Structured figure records
* Begin *

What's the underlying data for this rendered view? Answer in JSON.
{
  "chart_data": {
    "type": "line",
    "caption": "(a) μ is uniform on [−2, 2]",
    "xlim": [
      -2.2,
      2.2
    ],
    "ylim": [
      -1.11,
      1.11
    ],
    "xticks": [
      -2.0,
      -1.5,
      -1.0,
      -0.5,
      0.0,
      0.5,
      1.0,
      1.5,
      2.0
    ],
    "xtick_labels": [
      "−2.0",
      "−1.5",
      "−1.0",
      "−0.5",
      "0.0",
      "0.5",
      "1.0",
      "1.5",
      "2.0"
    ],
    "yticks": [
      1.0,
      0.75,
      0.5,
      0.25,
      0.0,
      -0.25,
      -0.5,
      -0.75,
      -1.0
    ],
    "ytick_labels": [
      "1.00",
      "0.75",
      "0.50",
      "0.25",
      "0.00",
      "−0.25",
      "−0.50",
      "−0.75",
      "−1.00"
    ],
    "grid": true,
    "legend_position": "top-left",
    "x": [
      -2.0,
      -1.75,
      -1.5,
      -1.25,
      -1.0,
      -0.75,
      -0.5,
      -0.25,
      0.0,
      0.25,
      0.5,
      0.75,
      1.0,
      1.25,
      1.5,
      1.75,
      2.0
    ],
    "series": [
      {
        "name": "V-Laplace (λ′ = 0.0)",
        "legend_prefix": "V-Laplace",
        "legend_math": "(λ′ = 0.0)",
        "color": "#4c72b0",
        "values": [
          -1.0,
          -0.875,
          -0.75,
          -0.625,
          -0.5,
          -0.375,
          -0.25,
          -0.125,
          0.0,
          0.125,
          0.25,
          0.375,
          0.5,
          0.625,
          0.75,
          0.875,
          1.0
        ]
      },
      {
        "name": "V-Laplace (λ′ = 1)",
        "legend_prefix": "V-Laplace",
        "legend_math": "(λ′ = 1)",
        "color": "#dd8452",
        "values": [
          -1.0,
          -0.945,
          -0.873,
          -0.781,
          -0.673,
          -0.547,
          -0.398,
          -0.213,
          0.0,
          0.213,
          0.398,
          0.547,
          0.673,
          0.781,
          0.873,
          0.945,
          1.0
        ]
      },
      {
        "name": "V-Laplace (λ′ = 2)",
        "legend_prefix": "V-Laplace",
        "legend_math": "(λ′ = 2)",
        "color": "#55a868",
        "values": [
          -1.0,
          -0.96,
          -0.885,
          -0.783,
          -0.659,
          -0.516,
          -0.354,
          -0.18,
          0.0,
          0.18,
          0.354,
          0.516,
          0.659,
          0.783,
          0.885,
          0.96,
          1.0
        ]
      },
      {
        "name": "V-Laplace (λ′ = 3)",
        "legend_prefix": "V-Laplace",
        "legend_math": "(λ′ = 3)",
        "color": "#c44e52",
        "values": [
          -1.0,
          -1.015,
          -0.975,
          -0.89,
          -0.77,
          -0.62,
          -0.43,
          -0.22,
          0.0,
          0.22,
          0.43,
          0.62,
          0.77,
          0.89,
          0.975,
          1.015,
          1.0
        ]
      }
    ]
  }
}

* End *

→ Your objective:
Working from the material above, retype it in its entirety without change.

→ Reply to the task:
What's the underlying data for this rendered view? Answer in JSON.
{
  "chart_data": {
    "type": "line",
    "caption": "(a) μ is uniform on [−2, 2]",
    "xlim": [
      -2.2,
      2.2
    ],
    "ylim": [
      -1.11,
      1.11
    ],
    "xticks": [
      -2.0,
      -1.5,
      -1.0,
      -0.5,
      0.0,
      0.5,
      1.0,
      1.5,
      2.0
    ],
    "xtick_labels": [
      "−2.0",
      "−1.5",
      "−1.0",
      "−0.5",
      "0.0",
      "0.5",
      "1.0",
      "1.5",
      "2.0"
    ],
    "yticks": [
      1.0,
      0.75,
      0.5,
      0.25,
      0.0,
      -0.25,
      -0.5,
      -0.75,
      -1.0
    ],
    "ytick_labels": [
      "1.00",
      "0.75",
      "0.50",
      "0.25",
      "0.00",
      "−0.25",
      "−0.50",
      "−0.75",
      "−1.00"
    ],
    "grid": true,
    "legend_position": "top-left",
    "x": [
      -2.0,
      -1.75,
      -1.5,
      -1.25,
      -1.0,
      -0.75,
      -0.5,
      -0.25,
      0.0,
      0.25,
      0.5,
      0.75,
      1.0,
      1.25,
      1.5,
      1.75,
      2.0
    ],
    "series": [
      {
        "name": "V-Laplace (λ′ = 0.0)",
        "legend_prefix": "V-Laplace",
        "legend_math": "(λ′ = 0.0)",
        "color": "#4c72b0",
        "values": [
          -1.0,
          -0.875,
          -0.75,
          -0.625,
          -0.5,
          -0.375,
          -0.25,
          -0.125,
          0.0,
          0.125,
          0.25,
          0.375,
          0.5,
          0.625,
          0.75,
          0.875,
          1.0
        ]
      },
      {
        "name": "V-Laplace (λ′ = 1)",
        "legend_prefix": "V-Laplace",
        "legend_math": "(λ′ = 1)",
        "color": "#dd8452",
        "values": [
          -1.0,
          -0.945,
          -0.873,
          -0.781,
          -0.673,
          -0.547,
          -0.398,
          -0.213,
          0.0,
          0.213,
          0.398,
          0.547,
          0.673,
          0.781,
          0.873,
          0.945,
          1.0
        ]
      },
      {
        "name": "V-Laplace (λ′ = 2)",
        "legend_prefix": "V-Laplace",
        "legend_math": "(λ′ = 2)",
        "color": "#55a868",
        "values": [
          -1.0,
          -0.96,
          -0.885,
          -0.783,
          -0.659,
          -0.516,
          -0.354,
          -0.18,
          0.0,
          0.18,
          0.354,
          0.516,
          0.659,
          0.783,
          0.885,
          0.96,
          1.0
        ]
      },
      {
        "name": "V-Laplace (λ′ = 3)",
        "legend_prefix": "V-Laplace",
        "legend_math": "(λ′ = 3)",
        "color": "#c44e52",
        "values": [
          -1.0,
          -1.015,
          -0.975,
          -0.89,
          -0.77,
          -0.62,
          -0.43,
          -0.22,
          0.0,
          0.22,
          0.43,
          0.62,
          0.77,
          0.89,
          0.975,
          1.015,
          1.0
        ]
      }
    ]
  }
}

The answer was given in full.